## Required work
Look through the listing below and give the number of lines that hold "circumference". Say nothing more.

## Recorded data
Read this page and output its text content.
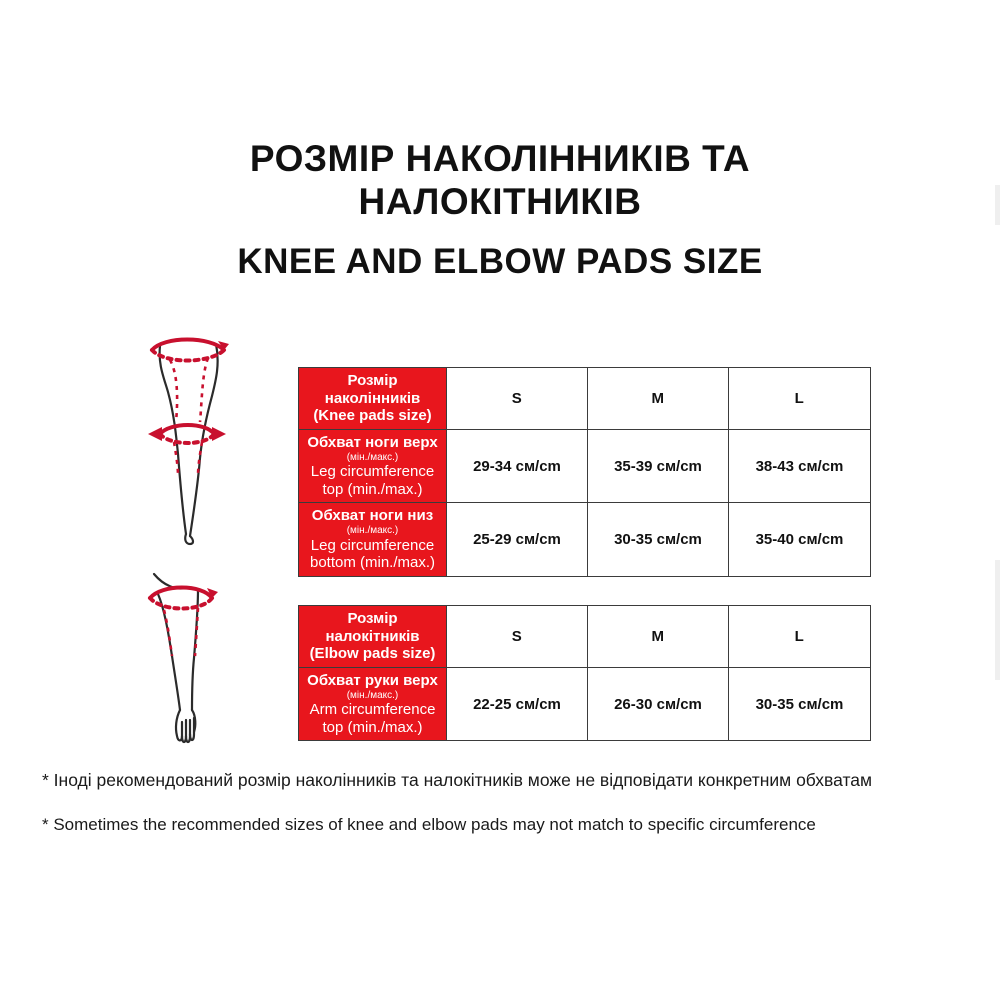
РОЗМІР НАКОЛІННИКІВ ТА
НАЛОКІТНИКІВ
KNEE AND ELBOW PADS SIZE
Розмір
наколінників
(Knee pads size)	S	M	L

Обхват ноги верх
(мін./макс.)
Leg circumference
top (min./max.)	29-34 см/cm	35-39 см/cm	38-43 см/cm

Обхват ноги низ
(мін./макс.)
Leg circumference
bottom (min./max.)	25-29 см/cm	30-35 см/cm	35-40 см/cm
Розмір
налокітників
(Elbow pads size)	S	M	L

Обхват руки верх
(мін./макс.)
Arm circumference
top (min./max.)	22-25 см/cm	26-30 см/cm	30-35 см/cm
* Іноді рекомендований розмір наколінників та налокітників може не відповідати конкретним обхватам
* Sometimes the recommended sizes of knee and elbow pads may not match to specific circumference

## Task answer
4